# [GOAL]
Output the lines of the items as a numbered list with blank lines omitted, covering only the part that opens with the line containing "x-tick-label: 136.0 — [390, 463, 427, 478]" and closes with the line containing "x-axis-label: lon — [254, 505, 277, 521]", both of those lines included.

# [DATA PROVIDED]
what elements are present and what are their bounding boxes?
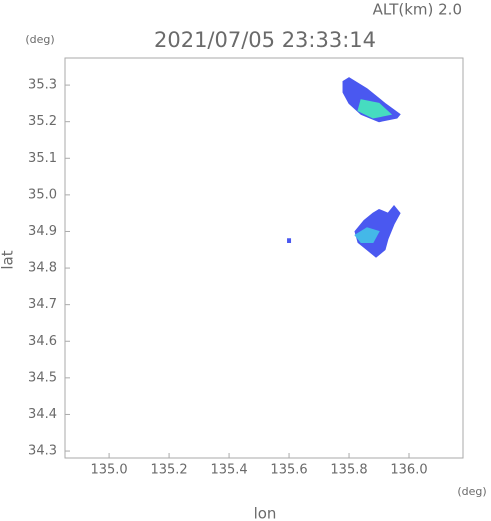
x-tick-label: 136.0 — [390, 463, 427, 478]
y-unit: (deg) — [25, 33, 54, 46]
y-tick-label: 34.9 — [28, 224, 57, 239]
echo-region — [357, 99, 393, 119]
x-tick-label: 135.6 — [270, 463, 307, 478]
y-tick-label: 35.1 — [28, 151, 57, 166]
x-tick-label: 135.8 — [330, 463, 367, 478]
y-tick-label: 34.3 — [28, 444, 57, 459]
x-unit: (deg) — [457, 485, 486, 498]
y-tick-label: 35.2 — [28, 114, 57, 129]
x-tick-label: 135.0 — [90, 463, 127, 478]
y-tick-label: 34.6 — [28, 334, 57, 349]
y-tick-label: 35.0 — [28, 187, 57, 202]
y-tick-label: 35.3 — [28, 78, 57, 93]
echo-region — [287, 238, 292, 243]
x-axis-label: lon — [254, 505, 277, 521]
altitude-label: ALT(km) 2.0 — [373, 1, 462, 19]
plot-frame — [64, 57, 464, 459]
echo-region — [354, 227, 380, 243]
y-tick-label: 34.7 — [28, 297, 57, 312]
x-tick-label: 135.4 — [210, 463, 247, 478]
x-tick-label: 135.2 — [150, 463, 187, 478]
y-tick-label: 34.4 — [28, 407, 57, 422]
y-axis-label: lat — [0, 250, 17, 269]
y-tick-label: 34.8 — [28, 261, 57, 276]
y-tick-label: 34.5 — [28, 370, 57, 385]
chart-title: 2021/07/05 23:33:14 — [154, 28, 376, 52]
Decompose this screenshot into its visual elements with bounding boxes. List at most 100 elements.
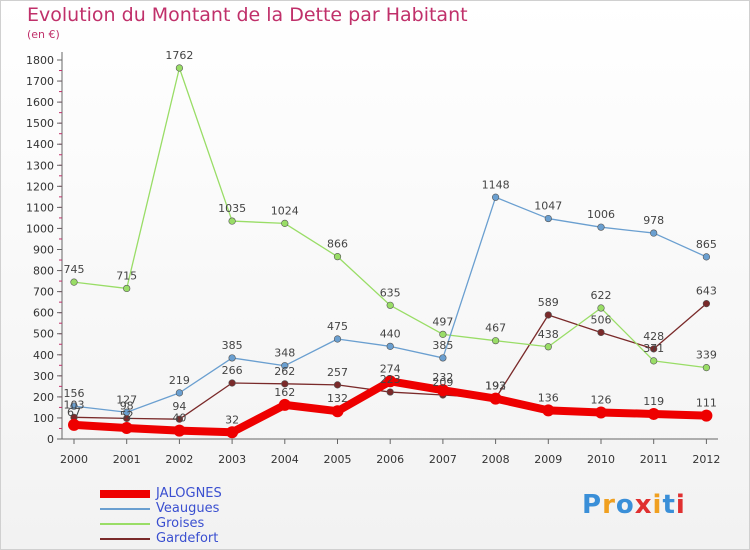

# [ANSWER FOR THE TASK]
1. x-tick-label: 136.0 — [390, 463, 427, 478]
2. y-unit: (deg) — [25, 33, 54, 46]
3. y-tick-label: 34.9 — [28, 224, 57, 239]
4. echo-region — [357, 99, 393, 119]
5. x-tick-label: 135.6 — [270, 463, 307, 478]
6. y-tick-label: 35.1 — [28, 151, 57, 166]
7. x-tick-label: 135.8 — [330, 463, 367, 478]
8. y-tick-label: 34.3 — [28, 444, 57, 459]
9. x-unit: (deg) — [457, 485, 486, 498]
10. y-tick-label: 35.2 — [28, 114, 57, 129]
11. x-tick-label: 135.0 — [90, 463, 127, 478]
12. y-tick-label: 34.6 — [28, 334, 57, 349]
13. y-tick-label: 35.0 — [28, 187, 57, 202]
14. y-tick-label: 35.3 — [28, 78, 57, 93]
15. echo-region — [287, 238, 292, 243]
16. x-axis-label: lon — [254, 505, 277, 521]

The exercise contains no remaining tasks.